── Data excerpts

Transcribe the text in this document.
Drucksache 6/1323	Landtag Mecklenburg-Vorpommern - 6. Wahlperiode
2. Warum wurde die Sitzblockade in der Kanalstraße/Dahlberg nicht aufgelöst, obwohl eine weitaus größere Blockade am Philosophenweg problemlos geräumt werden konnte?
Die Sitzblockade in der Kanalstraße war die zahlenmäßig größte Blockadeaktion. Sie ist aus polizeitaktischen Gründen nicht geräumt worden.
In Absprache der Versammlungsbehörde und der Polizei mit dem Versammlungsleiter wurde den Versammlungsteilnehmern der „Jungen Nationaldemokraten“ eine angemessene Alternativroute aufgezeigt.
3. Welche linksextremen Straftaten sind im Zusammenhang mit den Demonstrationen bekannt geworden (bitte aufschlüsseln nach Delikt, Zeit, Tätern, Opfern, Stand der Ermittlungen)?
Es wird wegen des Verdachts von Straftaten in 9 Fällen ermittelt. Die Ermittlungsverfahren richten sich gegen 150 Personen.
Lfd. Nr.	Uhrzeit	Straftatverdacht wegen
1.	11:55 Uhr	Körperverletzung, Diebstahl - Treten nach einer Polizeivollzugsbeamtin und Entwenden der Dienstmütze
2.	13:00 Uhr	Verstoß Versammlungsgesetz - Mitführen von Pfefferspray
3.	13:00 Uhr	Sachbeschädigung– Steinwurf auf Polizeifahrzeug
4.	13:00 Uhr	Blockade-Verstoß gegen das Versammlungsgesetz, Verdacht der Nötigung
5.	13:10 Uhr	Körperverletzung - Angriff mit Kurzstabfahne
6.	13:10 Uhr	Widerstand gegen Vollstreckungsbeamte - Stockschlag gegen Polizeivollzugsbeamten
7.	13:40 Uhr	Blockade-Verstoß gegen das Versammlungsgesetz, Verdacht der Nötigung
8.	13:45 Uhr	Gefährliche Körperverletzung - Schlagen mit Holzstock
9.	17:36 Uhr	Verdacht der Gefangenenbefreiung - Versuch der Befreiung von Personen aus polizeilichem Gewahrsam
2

────

(The request):
Please quote the records above exactly, without skipping a line.

(Problem solution):
Transcribe the text in this document.
Drucksache 6/1323	Landtag Mecklenburg-Vorpommern - 6. Wahlperiode
2. Warum wurde die Sitzblockade in der Kanalstraße/Dahlberg nicht aufgelöst, obwohl eine weitaus größere Blockade am Philosophenweg problemlos geräumt werden konnte?
Die Sitzblockade in der Kanalstraße war die zahlenmäßig größte Blockadeaktion. Sie ist aus polizeitaktischen Gründen nicht geräumt worden.
In Absprache der Versammlungsbehörde und der Polizei mit dem Versammlungsleiter wurde den Versammlungsteilnehmern der „Jungen Nationaldemokraten“ eine angemessene Alternativroute aufgezeigt.
3. Welche linksextremen Straftaten sind im Zusammenhang mit den Demonstrationen bekannt geworden (bitte aufschlüsseln nach Delikt, Zeit, Tätern, Opfern, Stand der Ermittlungen)?
Es wird wegen des Verdachts von Straftaten in 9 Fällen ermittelt. Die Ermittlungsverfahren richten sich gegen 150 Personen.
Lfd. Nr.	Uhrzeit	Straftatverdacht wegen
1.	11:55 Uhr	Körperverletzung, Diebstahl - Treten nach einer Polizeivollzugsbeamtin und Entwenden der Dienstmütze
2.	13:00 Uhr	Verstoß Versammlungsgesetz - Mitführen von Pfefferspray
3.	13:00 Uhr	Sachbeschädigung– Steinwurf auf Polizeifahrzeug
4.	13:00 Uhr	Blockade-Verstoß gegen das Versammlungsgesetz, Verdacht der Nötigung
5.	13:10 Uhr	Körperverletzung - Angriff mit Kurzstabfahne
6.	13:10 Uhr	Widerstand gegen Vollstreckungsbeamte - Stockschlag gegen Polizeivollzugsbeamten
7.	13:40 Uhr	Blockade-Verstoß gegen das Versammlungsgesetz, Verdacht der Nötigung
8.	13:45 Uhr	Gefährliche Körperverletzung - Schlagen mit Holzstock
9.	17:36 Uhr	Verdacht der Gefangenenbefreiung - Versuch der Befreiung von Personen aus polizeilichem Gewahrsam
2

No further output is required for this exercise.